• **Stated problem**
All lines in the data bearing the string "Josef" should be identified and copied.

• **Excerpted records**

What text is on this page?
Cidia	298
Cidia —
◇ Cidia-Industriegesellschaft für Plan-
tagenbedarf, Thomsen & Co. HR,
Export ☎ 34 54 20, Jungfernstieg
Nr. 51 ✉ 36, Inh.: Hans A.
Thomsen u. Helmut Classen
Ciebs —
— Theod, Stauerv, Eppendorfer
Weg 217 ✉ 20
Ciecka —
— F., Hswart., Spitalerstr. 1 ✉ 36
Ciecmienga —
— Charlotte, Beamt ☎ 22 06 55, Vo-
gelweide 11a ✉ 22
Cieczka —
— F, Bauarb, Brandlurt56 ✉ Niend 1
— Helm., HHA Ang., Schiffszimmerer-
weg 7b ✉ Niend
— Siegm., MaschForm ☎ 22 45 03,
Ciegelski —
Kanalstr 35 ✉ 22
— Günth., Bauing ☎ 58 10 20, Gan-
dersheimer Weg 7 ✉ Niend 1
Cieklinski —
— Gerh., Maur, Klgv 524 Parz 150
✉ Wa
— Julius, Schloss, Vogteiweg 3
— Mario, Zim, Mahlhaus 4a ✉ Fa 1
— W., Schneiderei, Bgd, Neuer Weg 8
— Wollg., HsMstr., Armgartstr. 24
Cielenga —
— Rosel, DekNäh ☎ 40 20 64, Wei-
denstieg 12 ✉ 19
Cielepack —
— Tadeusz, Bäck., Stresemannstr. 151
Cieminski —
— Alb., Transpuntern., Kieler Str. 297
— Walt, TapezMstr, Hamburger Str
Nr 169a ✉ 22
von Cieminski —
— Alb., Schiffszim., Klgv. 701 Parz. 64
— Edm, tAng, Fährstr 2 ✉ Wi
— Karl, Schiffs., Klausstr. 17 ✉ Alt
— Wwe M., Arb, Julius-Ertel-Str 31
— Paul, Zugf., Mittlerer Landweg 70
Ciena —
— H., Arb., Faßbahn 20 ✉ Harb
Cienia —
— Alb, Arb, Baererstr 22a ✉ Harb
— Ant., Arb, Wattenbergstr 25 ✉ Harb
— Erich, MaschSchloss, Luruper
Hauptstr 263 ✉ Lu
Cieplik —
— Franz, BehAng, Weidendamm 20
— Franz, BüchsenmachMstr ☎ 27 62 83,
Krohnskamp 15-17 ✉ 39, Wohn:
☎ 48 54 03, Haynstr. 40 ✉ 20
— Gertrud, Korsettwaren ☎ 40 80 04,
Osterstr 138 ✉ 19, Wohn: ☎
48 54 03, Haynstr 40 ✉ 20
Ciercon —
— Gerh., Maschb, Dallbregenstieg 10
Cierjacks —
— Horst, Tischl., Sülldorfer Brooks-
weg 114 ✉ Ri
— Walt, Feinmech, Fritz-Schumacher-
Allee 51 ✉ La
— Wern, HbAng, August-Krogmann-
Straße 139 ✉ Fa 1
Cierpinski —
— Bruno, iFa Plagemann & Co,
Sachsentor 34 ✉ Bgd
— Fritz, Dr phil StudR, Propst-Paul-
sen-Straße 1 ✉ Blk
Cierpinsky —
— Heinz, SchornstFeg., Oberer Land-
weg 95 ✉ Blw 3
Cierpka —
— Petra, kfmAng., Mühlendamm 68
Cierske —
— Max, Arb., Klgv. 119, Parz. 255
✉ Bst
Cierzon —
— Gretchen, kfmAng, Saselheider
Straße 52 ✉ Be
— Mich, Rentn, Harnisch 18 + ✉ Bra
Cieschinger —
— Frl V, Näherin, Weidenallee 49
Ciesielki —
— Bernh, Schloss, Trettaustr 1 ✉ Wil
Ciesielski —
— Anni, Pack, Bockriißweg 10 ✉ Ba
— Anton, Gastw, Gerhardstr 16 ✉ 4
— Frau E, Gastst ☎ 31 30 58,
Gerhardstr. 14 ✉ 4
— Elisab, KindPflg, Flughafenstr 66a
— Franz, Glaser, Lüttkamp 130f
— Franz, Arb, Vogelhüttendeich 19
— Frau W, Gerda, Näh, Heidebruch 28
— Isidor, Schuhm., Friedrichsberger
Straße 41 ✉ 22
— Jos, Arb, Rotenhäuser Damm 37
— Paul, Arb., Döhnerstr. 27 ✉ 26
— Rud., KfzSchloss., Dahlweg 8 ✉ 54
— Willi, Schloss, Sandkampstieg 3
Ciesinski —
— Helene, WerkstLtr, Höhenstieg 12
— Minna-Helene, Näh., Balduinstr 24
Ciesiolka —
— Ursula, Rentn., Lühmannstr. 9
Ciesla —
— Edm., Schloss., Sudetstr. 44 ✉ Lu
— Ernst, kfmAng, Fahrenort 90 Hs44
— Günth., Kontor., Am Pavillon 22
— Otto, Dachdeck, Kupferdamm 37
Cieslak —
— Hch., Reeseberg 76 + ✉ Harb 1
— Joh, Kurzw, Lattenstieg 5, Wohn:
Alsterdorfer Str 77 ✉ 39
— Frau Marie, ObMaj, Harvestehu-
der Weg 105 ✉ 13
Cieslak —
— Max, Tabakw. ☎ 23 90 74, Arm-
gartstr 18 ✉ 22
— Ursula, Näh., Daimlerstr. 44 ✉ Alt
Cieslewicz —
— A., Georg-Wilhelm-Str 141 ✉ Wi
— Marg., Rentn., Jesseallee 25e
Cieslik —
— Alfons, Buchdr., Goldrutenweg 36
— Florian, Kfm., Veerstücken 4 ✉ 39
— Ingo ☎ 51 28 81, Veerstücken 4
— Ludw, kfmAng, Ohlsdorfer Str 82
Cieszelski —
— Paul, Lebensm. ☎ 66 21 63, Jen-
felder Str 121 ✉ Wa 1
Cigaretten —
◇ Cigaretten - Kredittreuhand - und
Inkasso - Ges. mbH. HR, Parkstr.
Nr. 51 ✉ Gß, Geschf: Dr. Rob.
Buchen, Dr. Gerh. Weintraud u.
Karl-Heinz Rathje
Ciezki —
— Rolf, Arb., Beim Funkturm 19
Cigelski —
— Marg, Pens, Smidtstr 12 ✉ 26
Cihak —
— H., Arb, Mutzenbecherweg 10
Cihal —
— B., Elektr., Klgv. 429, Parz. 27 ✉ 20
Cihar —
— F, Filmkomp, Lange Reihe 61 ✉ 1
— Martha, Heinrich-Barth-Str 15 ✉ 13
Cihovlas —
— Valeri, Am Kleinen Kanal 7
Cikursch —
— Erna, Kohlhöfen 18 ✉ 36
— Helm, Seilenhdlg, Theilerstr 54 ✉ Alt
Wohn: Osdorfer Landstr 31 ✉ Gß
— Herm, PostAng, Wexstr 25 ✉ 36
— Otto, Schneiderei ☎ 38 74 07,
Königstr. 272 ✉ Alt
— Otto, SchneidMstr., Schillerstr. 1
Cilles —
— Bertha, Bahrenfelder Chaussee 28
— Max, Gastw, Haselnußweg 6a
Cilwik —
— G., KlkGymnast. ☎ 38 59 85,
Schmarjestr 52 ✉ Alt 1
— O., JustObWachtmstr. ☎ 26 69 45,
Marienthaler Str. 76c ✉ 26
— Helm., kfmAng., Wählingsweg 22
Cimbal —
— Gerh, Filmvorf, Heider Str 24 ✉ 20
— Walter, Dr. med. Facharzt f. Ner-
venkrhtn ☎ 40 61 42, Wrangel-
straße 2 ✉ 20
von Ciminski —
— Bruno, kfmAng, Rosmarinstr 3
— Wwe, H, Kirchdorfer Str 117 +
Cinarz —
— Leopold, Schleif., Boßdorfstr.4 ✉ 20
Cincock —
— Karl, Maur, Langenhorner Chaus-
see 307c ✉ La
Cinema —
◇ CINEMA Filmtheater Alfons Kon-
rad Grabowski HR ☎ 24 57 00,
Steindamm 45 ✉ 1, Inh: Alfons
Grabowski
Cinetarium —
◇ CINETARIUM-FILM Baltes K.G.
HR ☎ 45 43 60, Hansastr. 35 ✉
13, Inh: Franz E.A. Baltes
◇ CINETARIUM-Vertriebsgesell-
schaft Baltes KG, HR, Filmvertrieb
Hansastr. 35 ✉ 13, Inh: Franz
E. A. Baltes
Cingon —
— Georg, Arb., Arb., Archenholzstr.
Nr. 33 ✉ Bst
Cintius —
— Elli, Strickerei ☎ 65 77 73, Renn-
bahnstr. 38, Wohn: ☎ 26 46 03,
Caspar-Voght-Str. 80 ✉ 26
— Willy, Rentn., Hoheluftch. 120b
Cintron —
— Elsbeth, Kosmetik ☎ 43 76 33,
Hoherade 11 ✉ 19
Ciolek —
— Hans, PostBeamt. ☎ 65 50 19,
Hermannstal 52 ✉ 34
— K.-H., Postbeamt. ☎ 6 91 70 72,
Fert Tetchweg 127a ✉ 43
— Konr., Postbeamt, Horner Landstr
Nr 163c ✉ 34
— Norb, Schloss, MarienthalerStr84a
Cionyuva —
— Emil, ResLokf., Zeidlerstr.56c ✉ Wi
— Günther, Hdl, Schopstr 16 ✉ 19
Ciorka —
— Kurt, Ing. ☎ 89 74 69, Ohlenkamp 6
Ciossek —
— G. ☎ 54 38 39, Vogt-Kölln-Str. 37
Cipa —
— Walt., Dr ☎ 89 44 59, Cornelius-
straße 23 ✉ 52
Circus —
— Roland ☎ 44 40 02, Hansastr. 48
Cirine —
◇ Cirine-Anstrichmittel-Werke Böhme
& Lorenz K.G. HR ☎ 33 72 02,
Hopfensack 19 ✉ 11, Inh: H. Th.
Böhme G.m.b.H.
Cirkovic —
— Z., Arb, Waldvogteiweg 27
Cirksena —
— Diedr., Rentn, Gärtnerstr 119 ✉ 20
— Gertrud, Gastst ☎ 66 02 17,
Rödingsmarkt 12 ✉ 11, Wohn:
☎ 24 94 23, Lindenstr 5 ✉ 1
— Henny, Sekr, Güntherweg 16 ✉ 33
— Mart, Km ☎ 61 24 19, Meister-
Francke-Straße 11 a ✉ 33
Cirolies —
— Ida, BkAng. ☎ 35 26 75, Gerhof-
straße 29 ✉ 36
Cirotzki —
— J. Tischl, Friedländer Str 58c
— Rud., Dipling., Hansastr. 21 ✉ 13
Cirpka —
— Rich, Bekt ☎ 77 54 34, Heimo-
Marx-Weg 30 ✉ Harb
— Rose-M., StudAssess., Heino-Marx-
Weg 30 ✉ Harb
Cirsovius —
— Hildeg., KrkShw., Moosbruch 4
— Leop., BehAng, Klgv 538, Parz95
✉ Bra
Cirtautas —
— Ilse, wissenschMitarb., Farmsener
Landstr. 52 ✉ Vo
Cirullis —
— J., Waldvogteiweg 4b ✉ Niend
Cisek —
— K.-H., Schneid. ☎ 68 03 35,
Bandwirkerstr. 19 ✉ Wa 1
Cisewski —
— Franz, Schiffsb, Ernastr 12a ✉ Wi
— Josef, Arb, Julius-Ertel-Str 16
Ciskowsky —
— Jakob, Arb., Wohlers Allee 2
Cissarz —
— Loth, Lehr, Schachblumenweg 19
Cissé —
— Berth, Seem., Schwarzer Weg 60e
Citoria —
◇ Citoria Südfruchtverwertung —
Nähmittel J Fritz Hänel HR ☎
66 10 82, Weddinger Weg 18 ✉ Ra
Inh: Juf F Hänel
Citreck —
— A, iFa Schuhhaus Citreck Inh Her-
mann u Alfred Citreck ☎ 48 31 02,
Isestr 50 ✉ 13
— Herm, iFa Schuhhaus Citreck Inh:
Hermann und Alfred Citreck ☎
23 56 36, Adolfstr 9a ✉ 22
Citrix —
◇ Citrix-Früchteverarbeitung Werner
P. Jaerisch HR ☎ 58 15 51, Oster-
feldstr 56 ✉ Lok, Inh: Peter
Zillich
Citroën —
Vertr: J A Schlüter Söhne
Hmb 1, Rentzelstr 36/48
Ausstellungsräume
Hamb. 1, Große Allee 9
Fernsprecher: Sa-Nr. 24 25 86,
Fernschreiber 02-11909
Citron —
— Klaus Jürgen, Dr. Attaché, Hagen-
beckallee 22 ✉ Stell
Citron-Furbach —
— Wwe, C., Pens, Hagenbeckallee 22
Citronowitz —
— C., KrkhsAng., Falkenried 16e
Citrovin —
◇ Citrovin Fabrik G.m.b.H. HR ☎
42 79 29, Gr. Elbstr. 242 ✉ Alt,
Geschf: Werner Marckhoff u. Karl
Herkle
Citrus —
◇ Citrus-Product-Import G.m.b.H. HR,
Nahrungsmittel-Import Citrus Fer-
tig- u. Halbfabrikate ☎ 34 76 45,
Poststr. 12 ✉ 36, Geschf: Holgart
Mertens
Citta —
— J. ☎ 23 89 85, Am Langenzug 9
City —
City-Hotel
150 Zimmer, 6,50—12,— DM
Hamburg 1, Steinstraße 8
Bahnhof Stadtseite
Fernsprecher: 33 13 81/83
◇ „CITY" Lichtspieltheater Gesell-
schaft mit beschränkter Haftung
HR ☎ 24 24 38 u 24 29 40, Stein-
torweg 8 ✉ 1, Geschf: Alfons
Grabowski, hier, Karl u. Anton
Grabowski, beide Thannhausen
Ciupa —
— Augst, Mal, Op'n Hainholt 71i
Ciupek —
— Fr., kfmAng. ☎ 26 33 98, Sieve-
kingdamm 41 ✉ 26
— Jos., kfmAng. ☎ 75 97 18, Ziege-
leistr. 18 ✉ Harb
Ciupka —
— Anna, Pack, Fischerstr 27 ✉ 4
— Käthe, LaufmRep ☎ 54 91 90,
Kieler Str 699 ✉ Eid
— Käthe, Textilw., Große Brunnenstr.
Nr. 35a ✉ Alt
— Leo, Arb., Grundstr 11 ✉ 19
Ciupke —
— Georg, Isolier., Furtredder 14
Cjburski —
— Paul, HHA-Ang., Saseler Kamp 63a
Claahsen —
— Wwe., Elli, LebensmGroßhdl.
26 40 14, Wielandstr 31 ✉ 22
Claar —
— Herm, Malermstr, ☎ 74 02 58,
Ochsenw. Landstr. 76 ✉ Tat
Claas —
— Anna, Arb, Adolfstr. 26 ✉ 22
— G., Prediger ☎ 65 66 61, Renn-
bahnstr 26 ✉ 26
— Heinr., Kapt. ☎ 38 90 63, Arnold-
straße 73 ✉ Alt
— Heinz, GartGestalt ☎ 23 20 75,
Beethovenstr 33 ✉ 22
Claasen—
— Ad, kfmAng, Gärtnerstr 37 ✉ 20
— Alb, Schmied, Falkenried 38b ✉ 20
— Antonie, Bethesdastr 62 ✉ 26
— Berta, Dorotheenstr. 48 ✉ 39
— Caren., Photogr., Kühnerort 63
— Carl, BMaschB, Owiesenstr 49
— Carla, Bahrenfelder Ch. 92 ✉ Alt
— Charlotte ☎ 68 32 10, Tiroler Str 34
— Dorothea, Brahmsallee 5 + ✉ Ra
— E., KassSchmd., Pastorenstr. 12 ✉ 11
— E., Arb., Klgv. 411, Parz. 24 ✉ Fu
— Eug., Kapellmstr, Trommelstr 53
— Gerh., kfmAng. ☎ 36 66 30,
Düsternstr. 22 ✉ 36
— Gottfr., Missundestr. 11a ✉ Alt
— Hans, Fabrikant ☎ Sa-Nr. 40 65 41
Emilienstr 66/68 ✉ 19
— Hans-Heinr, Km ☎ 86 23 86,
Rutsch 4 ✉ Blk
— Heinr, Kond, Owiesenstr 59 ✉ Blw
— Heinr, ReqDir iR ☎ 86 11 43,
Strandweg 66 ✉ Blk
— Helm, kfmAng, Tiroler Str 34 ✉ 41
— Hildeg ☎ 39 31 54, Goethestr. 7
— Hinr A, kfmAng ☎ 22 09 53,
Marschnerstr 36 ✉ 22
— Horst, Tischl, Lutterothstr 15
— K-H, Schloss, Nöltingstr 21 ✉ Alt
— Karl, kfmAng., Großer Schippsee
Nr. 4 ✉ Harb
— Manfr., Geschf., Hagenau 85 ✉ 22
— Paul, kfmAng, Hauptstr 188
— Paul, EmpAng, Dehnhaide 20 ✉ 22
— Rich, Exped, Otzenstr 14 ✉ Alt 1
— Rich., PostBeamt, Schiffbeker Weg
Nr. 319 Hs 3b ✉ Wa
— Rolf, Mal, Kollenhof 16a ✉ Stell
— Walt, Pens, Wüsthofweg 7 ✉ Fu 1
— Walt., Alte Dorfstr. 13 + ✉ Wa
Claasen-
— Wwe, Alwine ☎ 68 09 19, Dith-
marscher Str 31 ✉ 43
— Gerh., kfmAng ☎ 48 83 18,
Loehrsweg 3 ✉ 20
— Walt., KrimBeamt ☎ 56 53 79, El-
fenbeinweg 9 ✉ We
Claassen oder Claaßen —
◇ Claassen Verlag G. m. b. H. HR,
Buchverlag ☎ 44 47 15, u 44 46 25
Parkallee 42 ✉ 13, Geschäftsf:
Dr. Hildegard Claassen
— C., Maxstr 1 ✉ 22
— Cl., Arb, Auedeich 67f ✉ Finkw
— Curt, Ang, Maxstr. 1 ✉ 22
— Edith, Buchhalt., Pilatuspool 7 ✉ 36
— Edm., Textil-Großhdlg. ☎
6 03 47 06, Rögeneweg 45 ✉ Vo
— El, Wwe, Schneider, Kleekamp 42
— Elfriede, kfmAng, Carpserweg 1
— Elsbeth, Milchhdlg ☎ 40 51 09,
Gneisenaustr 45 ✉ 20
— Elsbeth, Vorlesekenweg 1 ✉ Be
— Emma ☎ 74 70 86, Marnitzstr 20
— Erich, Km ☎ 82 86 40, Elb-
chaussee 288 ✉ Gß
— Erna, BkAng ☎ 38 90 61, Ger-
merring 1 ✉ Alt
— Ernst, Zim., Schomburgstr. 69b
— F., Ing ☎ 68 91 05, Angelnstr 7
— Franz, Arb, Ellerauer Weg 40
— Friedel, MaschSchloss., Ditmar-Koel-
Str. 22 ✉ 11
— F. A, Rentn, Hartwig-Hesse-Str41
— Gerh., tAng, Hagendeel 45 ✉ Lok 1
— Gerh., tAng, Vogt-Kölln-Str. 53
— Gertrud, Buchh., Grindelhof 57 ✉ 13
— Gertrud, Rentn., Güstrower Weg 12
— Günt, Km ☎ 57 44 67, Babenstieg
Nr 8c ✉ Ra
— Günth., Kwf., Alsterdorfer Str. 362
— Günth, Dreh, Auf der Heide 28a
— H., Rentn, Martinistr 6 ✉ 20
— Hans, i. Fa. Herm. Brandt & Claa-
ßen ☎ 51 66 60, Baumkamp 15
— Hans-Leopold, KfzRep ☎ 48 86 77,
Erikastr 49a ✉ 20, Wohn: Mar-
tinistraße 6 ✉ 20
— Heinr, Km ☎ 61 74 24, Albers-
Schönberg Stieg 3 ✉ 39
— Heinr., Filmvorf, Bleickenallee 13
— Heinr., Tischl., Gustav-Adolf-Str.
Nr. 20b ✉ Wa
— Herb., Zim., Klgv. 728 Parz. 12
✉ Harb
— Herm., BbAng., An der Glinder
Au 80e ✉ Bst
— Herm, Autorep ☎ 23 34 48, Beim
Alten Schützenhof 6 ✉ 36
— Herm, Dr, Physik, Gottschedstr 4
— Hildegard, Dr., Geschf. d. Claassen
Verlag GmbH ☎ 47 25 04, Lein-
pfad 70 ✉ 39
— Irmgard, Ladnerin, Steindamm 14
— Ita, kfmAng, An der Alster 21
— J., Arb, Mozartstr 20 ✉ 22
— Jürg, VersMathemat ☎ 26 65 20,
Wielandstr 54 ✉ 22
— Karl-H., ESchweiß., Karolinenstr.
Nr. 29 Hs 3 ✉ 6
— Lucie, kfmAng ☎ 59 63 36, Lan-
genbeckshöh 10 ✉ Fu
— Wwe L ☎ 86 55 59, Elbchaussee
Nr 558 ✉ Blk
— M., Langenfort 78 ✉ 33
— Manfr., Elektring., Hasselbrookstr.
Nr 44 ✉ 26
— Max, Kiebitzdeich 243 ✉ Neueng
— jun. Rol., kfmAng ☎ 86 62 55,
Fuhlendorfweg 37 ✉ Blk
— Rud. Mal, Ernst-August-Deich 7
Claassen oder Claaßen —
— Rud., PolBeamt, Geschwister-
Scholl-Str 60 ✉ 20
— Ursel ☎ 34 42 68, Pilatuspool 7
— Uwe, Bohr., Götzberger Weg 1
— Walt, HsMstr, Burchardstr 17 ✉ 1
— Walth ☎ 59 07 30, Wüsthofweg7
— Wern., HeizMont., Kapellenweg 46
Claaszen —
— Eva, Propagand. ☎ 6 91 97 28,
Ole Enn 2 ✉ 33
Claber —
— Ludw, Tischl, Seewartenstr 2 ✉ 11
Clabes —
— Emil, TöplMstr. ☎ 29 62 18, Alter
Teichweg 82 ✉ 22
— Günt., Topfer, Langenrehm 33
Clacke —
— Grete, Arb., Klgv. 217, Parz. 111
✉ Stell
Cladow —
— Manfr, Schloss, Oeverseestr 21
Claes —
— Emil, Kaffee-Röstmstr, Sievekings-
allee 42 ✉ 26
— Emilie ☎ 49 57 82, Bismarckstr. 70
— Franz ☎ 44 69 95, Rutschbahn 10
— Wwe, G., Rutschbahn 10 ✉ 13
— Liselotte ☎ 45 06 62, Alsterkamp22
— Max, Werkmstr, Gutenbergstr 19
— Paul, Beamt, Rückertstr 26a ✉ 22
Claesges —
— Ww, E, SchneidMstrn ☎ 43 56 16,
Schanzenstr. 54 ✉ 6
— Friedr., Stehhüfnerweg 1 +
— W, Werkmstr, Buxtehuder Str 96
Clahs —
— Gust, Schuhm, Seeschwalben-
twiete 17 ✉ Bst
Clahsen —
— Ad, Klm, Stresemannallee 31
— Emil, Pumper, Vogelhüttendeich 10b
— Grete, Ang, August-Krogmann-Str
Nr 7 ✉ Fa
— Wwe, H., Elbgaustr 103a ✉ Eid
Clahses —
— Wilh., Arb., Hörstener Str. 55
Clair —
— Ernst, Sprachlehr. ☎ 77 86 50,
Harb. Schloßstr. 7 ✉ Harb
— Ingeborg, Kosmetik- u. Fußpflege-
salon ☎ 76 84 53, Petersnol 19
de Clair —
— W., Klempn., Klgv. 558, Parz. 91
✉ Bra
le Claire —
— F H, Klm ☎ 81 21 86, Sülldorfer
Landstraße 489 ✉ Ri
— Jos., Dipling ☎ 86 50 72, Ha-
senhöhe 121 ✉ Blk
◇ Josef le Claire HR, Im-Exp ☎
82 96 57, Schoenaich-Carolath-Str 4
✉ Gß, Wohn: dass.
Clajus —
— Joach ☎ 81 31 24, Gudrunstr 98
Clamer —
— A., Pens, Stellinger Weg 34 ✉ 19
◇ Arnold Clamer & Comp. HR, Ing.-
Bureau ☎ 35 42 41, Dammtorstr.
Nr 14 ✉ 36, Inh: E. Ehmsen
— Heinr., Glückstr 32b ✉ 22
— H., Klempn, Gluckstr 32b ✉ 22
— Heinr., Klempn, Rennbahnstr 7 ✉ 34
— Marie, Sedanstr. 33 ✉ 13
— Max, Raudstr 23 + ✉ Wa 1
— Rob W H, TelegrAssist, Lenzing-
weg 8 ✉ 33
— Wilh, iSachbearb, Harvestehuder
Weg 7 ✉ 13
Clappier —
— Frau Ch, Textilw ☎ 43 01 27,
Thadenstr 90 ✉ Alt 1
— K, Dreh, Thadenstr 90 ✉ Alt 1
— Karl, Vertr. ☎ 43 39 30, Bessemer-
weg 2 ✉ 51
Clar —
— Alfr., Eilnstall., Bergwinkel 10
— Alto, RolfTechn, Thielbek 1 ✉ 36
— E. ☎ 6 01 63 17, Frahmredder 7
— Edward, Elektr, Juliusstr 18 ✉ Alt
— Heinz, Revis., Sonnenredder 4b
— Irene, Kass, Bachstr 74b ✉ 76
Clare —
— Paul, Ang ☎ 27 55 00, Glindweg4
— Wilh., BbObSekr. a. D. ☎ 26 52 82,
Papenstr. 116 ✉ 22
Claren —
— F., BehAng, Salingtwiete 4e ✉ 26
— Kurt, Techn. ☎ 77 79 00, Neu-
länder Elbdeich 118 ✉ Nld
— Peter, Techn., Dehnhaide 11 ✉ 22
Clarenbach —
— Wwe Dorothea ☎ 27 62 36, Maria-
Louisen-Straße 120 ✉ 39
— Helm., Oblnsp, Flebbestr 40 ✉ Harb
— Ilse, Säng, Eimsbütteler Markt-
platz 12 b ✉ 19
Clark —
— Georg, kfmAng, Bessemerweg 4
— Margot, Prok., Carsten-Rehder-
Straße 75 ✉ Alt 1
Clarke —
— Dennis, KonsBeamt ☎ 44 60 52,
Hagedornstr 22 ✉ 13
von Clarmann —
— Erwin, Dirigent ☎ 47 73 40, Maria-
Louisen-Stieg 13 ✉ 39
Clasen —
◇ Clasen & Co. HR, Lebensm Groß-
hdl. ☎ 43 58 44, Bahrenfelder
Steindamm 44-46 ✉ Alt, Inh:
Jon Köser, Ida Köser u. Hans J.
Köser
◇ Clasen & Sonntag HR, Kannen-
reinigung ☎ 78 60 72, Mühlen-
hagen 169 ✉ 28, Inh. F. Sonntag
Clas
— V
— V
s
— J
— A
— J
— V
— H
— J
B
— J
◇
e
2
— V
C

• **Correct response**
— Josef, Arb, Julius-Ertel-Str 16
◇ Josef le Claire HR, Im-Exp ☎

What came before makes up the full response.